**WHAT THIS TASK INVOLVES:**
Will you write out all the entries below exactly?

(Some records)
---
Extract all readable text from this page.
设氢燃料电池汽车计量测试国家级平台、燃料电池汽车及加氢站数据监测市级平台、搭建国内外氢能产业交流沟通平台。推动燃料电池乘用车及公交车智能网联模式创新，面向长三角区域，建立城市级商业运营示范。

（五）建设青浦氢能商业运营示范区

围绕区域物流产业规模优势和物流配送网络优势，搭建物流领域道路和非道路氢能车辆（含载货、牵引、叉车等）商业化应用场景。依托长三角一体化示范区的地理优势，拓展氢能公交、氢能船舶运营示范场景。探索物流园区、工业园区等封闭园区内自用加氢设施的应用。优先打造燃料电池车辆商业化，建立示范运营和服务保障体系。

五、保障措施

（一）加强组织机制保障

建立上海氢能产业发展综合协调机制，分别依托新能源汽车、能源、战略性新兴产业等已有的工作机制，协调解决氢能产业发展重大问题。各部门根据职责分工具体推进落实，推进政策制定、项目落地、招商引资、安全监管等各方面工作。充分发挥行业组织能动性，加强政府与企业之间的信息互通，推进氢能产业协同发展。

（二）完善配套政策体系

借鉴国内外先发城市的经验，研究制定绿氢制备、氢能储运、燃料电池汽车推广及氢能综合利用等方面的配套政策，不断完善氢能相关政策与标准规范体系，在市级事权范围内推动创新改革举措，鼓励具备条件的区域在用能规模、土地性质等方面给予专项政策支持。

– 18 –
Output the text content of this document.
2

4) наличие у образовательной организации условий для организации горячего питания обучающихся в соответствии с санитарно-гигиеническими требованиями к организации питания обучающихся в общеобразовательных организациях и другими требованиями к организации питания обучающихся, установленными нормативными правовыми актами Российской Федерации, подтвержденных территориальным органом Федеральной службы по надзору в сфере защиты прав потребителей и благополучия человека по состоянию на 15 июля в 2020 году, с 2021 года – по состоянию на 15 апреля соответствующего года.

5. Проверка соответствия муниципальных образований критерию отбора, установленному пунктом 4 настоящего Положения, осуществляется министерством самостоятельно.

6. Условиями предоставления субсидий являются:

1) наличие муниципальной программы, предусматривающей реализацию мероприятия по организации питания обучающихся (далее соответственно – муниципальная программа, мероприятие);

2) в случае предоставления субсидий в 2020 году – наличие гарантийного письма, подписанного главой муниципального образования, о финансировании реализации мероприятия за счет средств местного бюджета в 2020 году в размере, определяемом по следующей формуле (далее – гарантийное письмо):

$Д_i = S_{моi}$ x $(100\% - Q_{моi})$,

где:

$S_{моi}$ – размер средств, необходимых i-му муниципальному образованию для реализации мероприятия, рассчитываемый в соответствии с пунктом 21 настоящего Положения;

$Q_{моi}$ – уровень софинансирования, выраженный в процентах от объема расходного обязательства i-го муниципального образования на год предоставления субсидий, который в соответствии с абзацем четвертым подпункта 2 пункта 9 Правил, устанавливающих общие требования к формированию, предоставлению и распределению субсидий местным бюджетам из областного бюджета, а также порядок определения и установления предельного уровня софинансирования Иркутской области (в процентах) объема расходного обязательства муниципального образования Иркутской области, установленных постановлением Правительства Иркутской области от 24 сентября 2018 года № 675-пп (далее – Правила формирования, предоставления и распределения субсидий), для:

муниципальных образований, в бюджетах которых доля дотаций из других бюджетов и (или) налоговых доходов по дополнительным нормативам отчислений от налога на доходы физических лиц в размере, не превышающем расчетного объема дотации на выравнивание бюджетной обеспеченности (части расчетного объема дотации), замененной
---
**TASK RESULT:**
Extract all readable text from this page.
设氢燃料电池汽车计量测试国家级平台、燃料电池汽车及加氢站数据监测市级平台、搭建国内外氢能产业交流沟通平台。推动燃料电池乘用车及公交车智能网联模式创新，面向长三角区域，建立城市级商业运营示范。

（五）建设青浦氢能商业运营示范区

围绕区域物流产业规模优势和物流配送网络优势，搭建物流领域道路和非道路氢能车辆（含载货、牵引、叉车等）商业化应用场景。依托长三角一体化示范区的地理优势，拓展氢能公交、氢能船舶运营示范场景。探索物流园区、工业园区等封闭园区内自用加氢设施的应用。优先打造燃料电池车辆商业化，建立示范运营和服务保障体系。

五、保障措施

（一）加强组织机制保障

建立上海氢能产业发展综合协调机制，分别依托新能源汽车、能源、战略性新兴产业等已有的工作机制，协调解决氢能产业发展重大问题。各部门根据职责分工具体推进落实，推进政策制定、项目落地、招商引资、安全监管等各方面工作。充分发挥行业组织能动性，加强政府与企业之间的信息互通，推进氢能产业协同发展。

（二）完善配套政策体系

借鉴国内外先发城市的经验，研究制定绿氢制备、氢能储运、燃料电池汽车推广及氢能综合利用等方面的配套政策，不断完善氢能相关政策与标准规范体系，在市级事权范围内推动创新改革举措，鼓励具备条件的区域在用能规模、土地性质等方面给予专项政策支持。

– 18 –
Output the text content of this document.
2

4) наличие у образовательной организации условий для организации горячего питания обучающихся в соответствии с санитарно-гигиеническими требованиями к организации питания обучающихся в общеобразовательных организациях и другими требованиями к организации питания обучающихся, установленными нормативными правовыми актами Российской Федерации, подтвержденных территориальным органом Федеральной службы по надзору в сфере защиты прав потребителей и благополучия человека по состоянию на 15 июля в 2020 году, с 2021 года – по состоянию на 15 апреля соответствующего года.

5. Проверка соответствия муниципальных образований критерию отбора, установленному пунктом 4 настоящего Положения, осуществляется министерством самостоятельно.

6. Условиями предоставления субсидий являются:

1) наличие муниципальной программы, предусматривающей реализацию мероприятия по организации питания обучающихся (далее соответственно – муниципальная программа, мероприятие);

2) в случае предоставления субсидий в 2020 году – наличие гарантийного письма, подписанного главой муниципального образования, о финансировании реализации мероприятия за счет средств местного бюджета в 2020 году в размере, определяемом по следующей формуле (далее – гарантийное письмо):

$Д_i = S_{моi}$ x $(100\% - Q_{моi})$,

где:

$S_{моi}$ – размер средств, необходимых i-му муниципальному образованию для реализации мероприятия, рассчитываемый в соответствии с пунктом 21 настоящего Положения;

$Q_{моi}$ – уровень софинансирования, выраженный в процентах от объема расходного обязательства i-го муниципального образования на год предоставления субсидий, который в соответствии с абзацем четвертым подпункта 2 пункта 9 Правил, устанавливающих общие требования к формированию, предоставлению и распределению субсидий местным бюджетам из областного бюджета, а также порядок определения и установления предельного уровня софинансирования Иркутской области (в процентах) объема расходного обязательства муниципального образования Иркутской области, установленных постановлением Правительства Иркутской области от 24 сентября 2018 года № 675-пп (далее – Правила формирования, предоставления и распределения субсидий), для:

муниципальных образований, в бюджетах которых доля дотаций из других бюджетов и (или) налоговых доходов по дополнительным нормативам отчислений от налога на доходы физических лиц в размере, не превышающем расчетного объема дотации на выравнивание бюджетной обеспеченности (части расчетного объема дотации), замененной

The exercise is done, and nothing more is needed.